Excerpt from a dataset
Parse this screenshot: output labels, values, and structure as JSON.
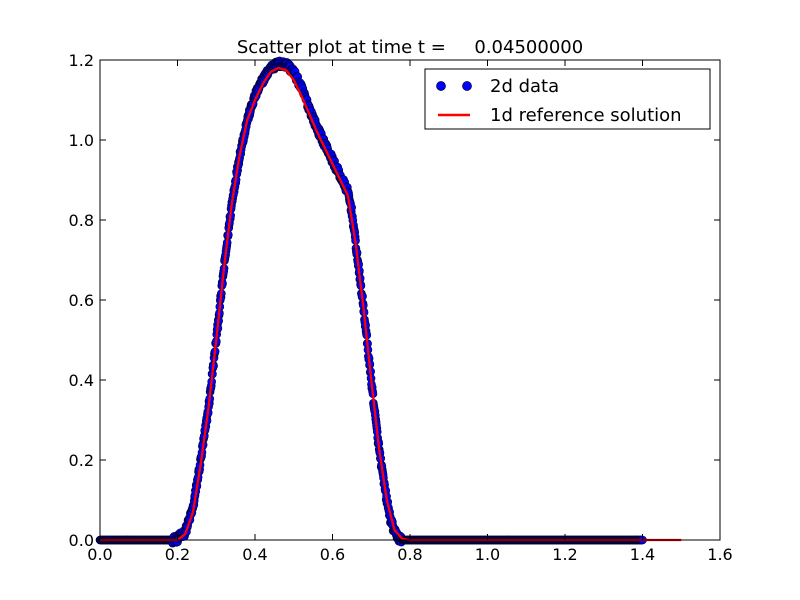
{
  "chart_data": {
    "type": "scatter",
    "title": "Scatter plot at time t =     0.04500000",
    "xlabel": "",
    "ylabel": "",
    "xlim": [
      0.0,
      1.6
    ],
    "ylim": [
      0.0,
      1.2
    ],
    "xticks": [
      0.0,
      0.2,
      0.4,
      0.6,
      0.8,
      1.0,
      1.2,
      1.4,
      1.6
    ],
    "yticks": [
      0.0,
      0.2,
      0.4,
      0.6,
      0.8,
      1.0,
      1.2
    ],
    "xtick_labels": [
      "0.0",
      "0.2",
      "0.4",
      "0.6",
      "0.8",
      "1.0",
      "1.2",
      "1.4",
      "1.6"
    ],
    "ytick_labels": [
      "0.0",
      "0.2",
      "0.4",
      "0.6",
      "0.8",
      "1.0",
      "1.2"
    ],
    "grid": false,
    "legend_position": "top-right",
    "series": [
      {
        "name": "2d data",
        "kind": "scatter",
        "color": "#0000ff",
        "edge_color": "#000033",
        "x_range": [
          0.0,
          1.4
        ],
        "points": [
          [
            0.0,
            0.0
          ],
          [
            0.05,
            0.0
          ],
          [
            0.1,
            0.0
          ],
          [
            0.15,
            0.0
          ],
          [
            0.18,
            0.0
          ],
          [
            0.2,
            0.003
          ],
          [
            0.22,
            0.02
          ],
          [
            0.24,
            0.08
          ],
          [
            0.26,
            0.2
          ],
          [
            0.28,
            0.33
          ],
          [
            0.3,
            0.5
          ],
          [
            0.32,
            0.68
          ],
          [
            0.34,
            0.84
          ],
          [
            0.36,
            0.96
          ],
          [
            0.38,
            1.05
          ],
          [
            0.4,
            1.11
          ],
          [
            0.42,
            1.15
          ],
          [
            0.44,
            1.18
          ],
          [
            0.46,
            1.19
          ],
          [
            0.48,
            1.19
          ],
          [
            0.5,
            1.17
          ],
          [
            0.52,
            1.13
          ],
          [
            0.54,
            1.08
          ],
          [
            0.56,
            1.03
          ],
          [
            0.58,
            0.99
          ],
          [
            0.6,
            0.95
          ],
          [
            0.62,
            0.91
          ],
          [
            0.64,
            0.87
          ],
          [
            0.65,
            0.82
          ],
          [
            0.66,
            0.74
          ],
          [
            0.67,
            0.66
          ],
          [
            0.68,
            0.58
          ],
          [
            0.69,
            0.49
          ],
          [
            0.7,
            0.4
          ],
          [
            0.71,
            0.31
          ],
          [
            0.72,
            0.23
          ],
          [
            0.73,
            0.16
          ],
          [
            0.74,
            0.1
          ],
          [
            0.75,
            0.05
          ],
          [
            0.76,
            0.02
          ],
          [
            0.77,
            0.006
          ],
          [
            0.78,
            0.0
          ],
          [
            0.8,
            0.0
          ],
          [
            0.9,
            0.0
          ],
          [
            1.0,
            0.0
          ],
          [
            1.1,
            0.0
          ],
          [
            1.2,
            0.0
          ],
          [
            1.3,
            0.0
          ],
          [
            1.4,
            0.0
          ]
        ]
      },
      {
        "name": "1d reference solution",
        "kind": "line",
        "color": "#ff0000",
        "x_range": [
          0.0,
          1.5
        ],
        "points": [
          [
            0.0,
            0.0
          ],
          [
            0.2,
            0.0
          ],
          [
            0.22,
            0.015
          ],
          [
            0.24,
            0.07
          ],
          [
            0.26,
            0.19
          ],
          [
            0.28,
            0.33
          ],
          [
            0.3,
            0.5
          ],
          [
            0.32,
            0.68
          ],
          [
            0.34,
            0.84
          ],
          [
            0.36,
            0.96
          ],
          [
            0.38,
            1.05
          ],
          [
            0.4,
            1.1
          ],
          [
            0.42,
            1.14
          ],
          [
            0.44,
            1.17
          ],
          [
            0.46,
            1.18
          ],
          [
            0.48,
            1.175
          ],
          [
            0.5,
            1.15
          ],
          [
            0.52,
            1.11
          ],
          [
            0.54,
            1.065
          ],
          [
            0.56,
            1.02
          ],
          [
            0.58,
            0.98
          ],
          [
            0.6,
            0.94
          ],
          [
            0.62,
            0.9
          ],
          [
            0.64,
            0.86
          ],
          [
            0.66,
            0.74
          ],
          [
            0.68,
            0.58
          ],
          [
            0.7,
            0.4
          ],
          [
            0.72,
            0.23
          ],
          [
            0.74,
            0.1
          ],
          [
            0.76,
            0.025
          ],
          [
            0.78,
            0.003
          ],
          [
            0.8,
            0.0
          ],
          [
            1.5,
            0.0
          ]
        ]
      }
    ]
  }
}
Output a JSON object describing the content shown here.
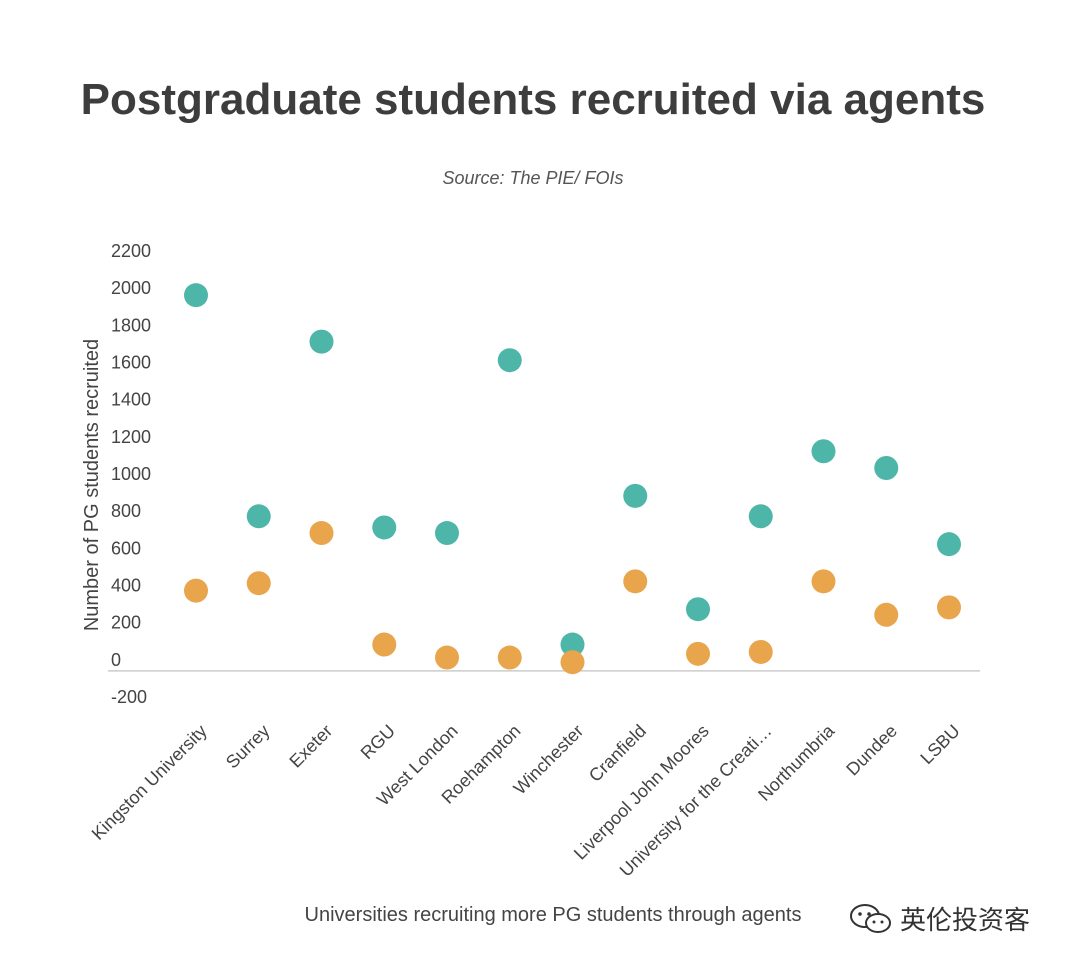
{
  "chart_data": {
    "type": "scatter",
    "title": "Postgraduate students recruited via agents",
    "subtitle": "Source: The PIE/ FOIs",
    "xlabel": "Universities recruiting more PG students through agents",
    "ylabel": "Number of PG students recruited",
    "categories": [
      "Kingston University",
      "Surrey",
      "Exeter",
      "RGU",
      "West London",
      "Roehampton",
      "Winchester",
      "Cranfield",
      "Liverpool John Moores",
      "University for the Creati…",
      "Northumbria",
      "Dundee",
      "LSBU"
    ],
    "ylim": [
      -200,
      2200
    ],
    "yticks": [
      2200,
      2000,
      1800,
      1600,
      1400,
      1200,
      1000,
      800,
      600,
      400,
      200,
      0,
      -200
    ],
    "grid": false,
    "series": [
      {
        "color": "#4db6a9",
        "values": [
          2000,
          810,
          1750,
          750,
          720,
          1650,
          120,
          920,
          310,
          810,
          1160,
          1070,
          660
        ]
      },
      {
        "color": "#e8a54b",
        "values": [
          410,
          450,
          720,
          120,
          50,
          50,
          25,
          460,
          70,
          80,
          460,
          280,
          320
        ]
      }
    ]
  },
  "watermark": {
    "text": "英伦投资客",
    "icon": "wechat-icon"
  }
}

To do:
Copy out all lines that carry the word "xlabel".

Result of the exercise:
    "xlabel": "",
    "xlabel": "Universities recruiting more PG students through agents",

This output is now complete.